WHAT YOU HAVE TO DO → Please give the count of lines holding the string "Partial" and nothing besides.

(Records from a collection of figures)
-------------------------
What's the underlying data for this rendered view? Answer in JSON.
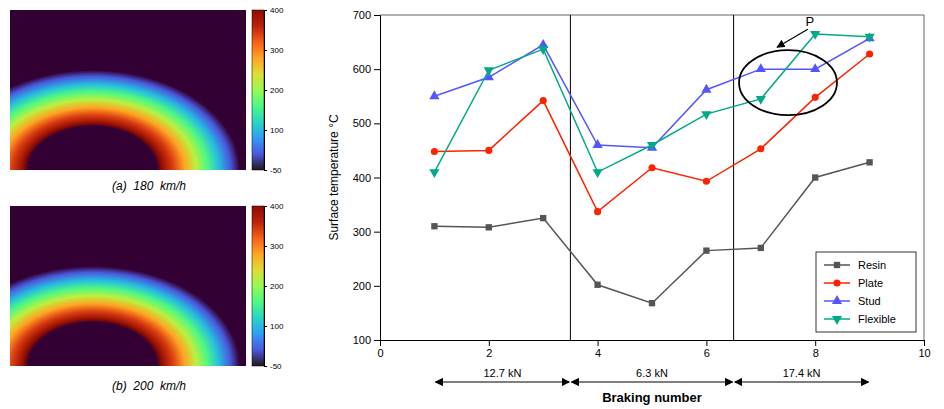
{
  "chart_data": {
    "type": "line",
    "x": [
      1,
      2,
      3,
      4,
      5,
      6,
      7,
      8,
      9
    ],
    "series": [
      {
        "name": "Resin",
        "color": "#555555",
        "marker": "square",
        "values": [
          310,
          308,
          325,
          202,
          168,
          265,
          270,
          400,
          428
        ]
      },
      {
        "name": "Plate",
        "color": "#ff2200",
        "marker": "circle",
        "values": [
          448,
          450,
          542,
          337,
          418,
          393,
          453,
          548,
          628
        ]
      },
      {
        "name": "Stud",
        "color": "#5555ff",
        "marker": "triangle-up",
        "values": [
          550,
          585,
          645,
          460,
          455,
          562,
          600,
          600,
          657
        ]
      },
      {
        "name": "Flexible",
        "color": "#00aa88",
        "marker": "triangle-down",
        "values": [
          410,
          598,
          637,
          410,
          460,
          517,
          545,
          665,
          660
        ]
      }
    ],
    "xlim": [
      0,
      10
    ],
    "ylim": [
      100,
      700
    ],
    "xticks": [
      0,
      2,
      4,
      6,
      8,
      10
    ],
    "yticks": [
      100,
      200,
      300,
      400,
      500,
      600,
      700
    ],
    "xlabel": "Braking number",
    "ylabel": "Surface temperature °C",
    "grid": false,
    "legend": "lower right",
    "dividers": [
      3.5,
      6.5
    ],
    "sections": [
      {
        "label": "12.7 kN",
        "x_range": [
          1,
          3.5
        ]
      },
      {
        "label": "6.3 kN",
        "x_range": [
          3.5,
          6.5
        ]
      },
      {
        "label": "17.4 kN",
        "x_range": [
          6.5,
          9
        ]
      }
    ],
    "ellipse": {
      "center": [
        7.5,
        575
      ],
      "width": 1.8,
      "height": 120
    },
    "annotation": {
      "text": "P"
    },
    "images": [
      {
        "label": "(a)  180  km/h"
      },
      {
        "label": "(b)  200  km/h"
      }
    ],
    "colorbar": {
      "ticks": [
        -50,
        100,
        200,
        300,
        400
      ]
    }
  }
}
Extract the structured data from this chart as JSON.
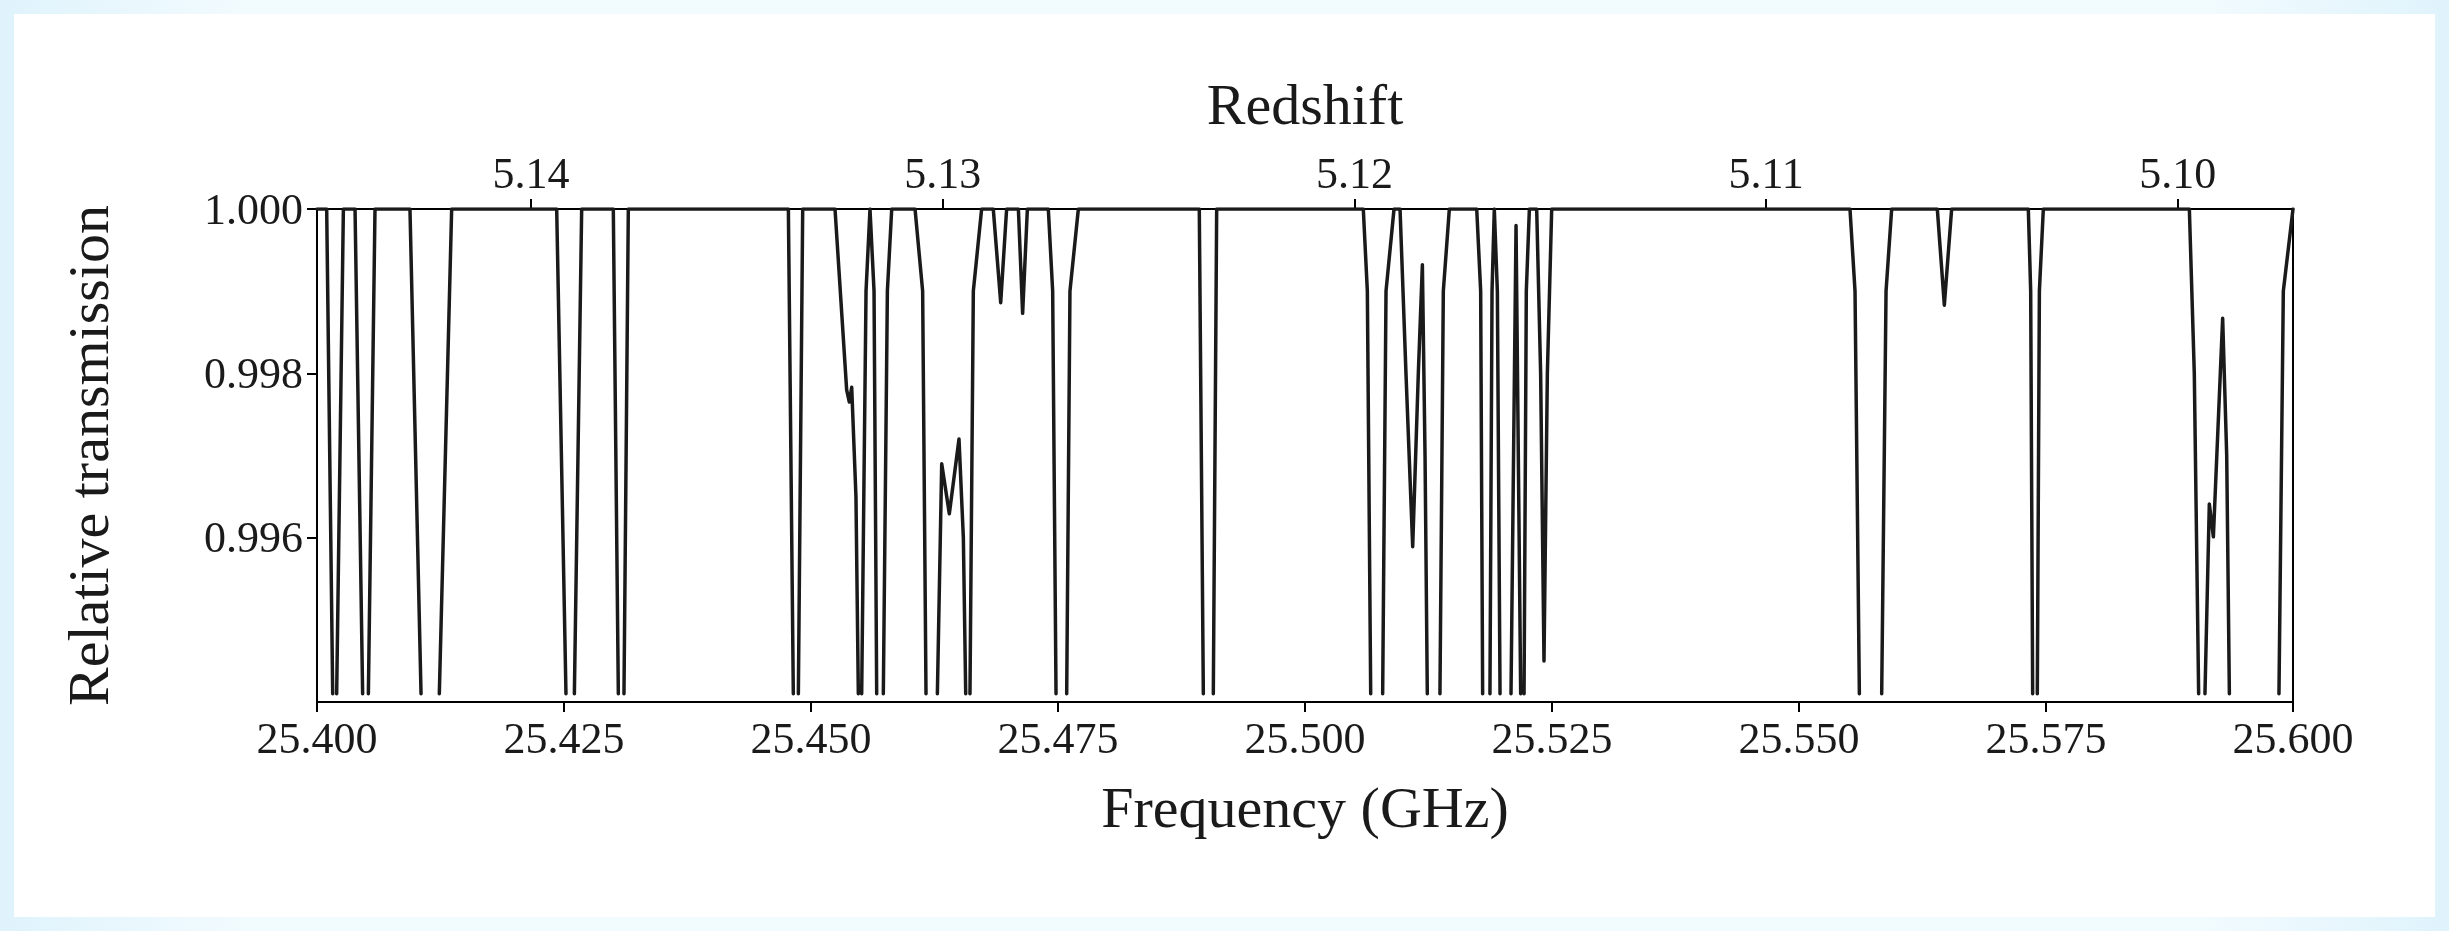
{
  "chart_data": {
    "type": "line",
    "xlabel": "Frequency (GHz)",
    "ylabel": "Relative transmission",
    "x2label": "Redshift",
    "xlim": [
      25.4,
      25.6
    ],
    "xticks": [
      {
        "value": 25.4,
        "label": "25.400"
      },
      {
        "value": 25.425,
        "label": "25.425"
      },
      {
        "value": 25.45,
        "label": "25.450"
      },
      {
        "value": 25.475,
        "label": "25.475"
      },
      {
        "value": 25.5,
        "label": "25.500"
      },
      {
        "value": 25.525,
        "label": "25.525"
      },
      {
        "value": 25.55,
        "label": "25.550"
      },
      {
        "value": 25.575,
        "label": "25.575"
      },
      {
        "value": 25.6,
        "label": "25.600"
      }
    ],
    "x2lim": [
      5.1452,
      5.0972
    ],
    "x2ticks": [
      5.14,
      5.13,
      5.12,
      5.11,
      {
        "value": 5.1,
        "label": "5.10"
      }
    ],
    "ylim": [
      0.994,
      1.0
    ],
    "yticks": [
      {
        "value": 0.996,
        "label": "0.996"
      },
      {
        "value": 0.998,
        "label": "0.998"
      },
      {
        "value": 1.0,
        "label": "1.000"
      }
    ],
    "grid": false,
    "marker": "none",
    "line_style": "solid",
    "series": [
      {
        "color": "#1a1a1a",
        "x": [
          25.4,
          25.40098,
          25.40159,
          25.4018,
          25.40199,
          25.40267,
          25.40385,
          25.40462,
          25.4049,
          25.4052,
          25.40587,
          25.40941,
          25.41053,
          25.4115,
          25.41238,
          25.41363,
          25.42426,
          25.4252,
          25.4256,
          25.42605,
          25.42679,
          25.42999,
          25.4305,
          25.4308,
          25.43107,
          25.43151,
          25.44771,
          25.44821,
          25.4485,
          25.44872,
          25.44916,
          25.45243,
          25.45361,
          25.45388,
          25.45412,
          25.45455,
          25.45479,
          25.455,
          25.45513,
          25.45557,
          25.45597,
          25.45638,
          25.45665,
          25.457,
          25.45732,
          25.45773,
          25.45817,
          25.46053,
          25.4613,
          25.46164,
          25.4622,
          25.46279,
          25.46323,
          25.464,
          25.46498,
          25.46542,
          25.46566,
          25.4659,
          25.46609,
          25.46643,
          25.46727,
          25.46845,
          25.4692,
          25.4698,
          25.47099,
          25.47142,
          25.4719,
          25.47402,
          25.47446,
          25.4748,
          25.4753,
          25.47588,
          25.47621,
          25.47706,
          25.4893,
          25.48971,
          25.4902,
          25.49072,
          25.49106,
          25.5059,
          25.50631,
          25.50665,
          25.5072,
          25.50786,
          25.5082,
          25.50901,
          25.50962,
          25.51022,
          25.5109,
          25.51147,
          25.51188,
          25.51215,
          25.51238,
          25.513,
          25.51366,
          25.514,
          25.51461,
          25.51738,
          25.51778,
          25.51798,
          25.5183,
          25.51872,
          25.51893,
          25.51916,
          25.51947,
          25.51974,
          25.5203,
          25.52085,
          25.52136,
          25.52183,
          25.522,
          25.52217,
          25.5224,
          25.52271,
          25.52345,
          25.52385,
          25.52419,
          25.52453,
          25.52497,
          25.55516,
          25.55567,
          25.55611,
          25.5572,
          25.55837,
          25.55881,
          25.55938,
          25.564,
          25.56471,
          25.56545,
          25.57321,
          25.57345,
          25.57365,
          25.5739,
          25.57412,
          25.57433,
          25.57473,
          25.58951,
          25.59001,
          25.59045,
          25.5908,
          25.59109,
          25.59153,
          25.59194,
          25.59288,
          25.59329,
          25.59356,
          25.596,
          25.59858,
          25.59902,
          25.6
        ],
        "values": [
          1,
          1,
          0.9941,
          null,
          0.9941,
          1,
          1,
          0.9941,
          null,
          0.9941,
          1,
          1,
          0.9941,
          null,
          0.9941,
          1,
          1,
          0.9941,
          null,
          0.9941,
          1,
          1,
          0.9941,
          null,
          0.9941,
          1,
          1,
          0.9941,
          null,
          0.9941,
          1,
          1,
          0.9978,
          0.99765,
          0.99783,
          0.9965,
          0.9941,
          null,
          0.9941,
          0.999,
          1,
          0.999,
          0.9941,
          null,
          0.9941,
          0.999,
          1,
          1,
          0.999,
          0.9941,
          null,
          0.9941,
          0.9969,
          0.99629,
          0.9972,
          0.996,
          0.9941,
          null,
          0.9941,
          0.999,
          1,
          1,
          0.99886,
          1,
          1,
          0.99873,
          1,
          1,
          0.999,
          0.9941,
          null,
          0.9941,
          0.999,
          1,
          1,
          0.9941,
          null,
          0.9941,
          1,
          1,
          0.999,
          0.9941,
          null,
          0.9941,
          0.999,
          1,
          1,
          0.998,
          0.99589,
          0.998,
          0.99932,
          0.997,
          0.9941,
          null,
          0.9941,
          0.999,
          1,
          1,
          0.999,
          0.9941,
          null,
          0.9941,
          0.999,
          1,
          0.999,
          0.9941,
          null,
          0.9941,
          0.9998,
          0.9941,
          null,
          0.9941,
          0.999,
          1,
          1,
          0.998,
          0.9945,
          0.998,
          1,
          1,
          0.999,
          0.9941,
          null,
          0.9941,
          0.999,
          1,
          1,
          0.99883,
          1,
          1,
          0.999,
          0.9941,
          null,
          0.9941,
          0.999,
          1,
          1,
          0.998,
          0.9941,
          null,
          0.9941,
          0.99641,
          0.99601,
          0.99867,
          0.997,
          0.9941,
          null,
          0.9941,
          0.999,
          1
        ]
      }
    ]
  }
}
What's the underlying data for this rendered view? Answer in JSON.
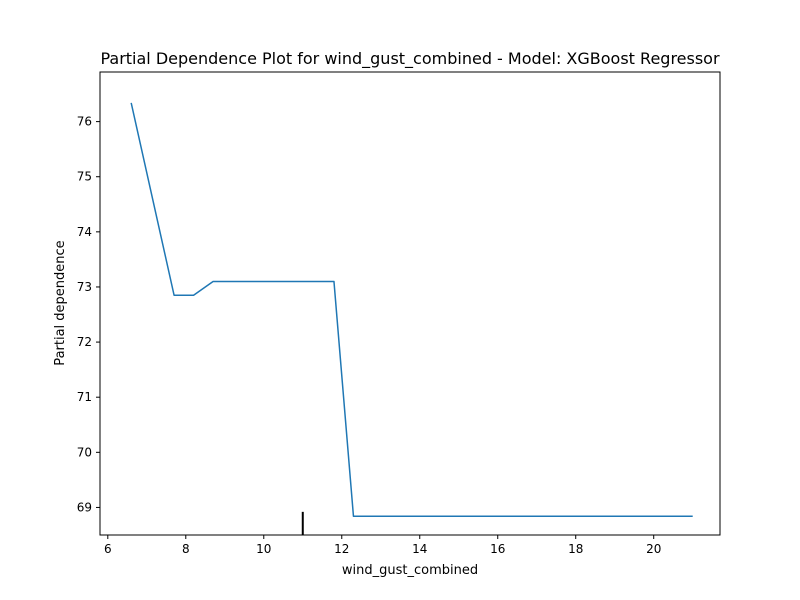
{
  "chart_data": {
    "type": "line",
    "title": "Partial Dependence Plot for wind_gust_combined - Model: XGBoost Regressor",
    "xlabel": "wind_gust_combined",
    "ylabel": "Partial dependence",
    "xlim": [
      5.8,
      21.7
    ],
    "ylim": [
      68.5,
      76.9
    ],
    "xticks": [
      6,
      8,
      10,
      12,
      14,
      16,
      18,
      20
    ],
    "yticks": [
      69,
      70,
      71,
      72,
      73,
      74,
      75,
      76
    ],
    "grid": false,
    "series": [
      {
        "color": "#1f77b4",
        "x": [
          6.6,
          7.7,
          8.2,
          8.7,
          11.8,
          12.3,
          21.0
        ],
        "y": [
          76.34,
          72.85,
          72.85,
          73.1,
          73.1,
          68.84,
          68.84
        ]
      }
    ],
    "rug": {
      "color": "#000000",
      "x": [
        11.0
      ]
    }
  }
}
-------------------------
WRITTEN REPLY → 2